**OBJECTIVE:** Each line containing the word "vapers" needs to be copied.

**INPUT:**
┌────────

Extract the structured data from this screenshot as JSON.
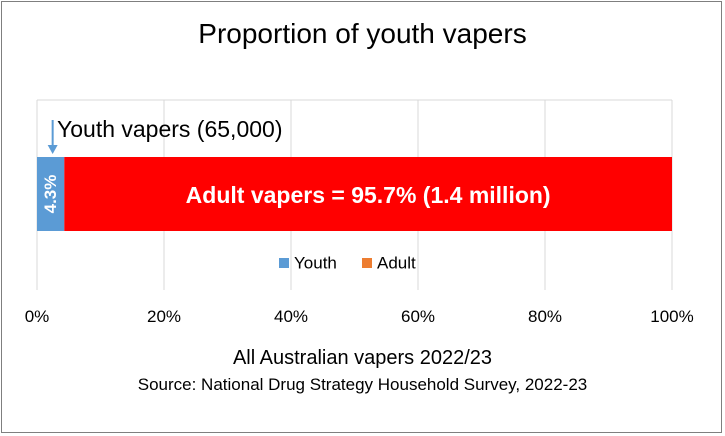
{
  "chart_data": {
    "type": "bar",
    "orientation": "horizontal",
    "stacked": true,
    "title": "Proportion of youth vapers",
    "categories": [
      ""
    ],
    "series": [
      {
        "name": "Youth",
        "values": [
          4.3
        ],
        "color": "#5b9bd5",
        "data_label": "4.3%"
      },
      {
        "name": "Adult",
        "values": [
          95.7
        ],
        "color": "#ff0000",
        "data_label": "Adult vapers = 95.7% (1.4 million)"
      }
    ],
    "legend_colors": [
      "#5b9bd5",
      "#ed7d31"
    ],
    "xlim": [
      0,
      100
    ],
    "xticks": [
      "0%",
      "20%",
      "40%",
      "60%",
      "80%",
      "100%"
    ],
    "grid": true,
    "legend_position": "bottom-inside",
    "annotation": "Youth vapers (65,000)",
    "caption": "All Australian vapers 2022/23",
    "source": "Source: National Drug Strategy Household Survey, 2022-23"
  }
}
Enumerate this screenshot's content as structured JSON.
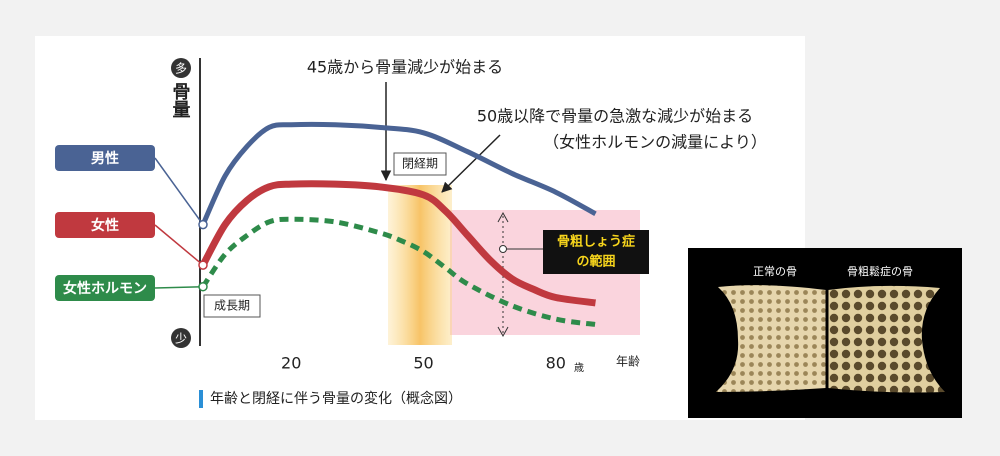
{
  "chart_data": {
    "type": "line",
    "caption": "年齢と閉経に伴う骨量の変化（概念図）",
    "y_label": "骨量",
    "x_label": "年齢",
    "x_unit": "歳",
    "xlim": [
      0,
      100
    ],
    "xticks": [
      20,
      50,
      80
    ],
    "ylim": [
      0,
      100
    ],
    "yticks": [
      {
        "value": 100,
        "label": "多"
      },
      {
        "value": 0,
        "label": "少"
      }
    ],
    "series": [
      {
        "name": "男性",
        "color": "#4a6394",
        "style": "solid",
        "x": [
          0,
          5,
          10,
          15,
          20,
          30,
          40,
          50,
          60,
          70,
          80,
          89
        ],
        "values": [
          42,
          60,
          71,
          78,
          79,
          79,
          78,
          76,
          69,
          61,
          54,
          46
        ]
      },
      {
        "name": "女性",
        "color": "#c0393f",
        "style": "solid",
        "x": [
          0,
          5,
          10,
          15,
          20,
          30,
          40,
          50,
          55,
          60,
          65,
          70,
          75,
          80,
          89
        ],
        "values": [
          27,
          42,
          51,
          56,
          57,
          57,
          56,
          53,
          47,
          38,
          29,
          22,
          18,
          15,
          13
        ]
      },
      {
        "name": "女性ホルモン",
        "color": "#2e8b4a",
        "style": "dashed",
        "x": [
          0,
          5,
          10,
          15,
          20,
          30,
          40,
          45,
          50,
          55,
          60,
          70,
          80,
          89
        ],
        "values": [
          19,
          31,
          38,
          43,
          44,
          43,
          39,
          36,
          32,
          26,
          20,
          12,
          7,
          5
        ]
      }
    ],
    "annotations": {
      "decline_45": "45歳から骨量減少が始まる",
      "decline_50": "50歳以降で骨量の急激な減少が始まる",
      "decline_50_note": "（女性ホルモンの減量により）",
      "menopause": "閉経期",
      "growth": "成長期",
      "osteoporosis": [
        "骨粗しょう症",
        "の範囲"
      ]
    }
  },
  "photo": {
    "labels": [
      "正常の骨",
      "骨粗鬆症の骨"
    ]
  }
}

└────────

**FINISHED TASK:**
    "title": "Proportion of youth vapers",
        "data_label": "Adult vapers = 95.7% (1.4 million)"
    "annotation": "Youth vapers (65,000)",
    "caption": "All Australian vapers 2022/23",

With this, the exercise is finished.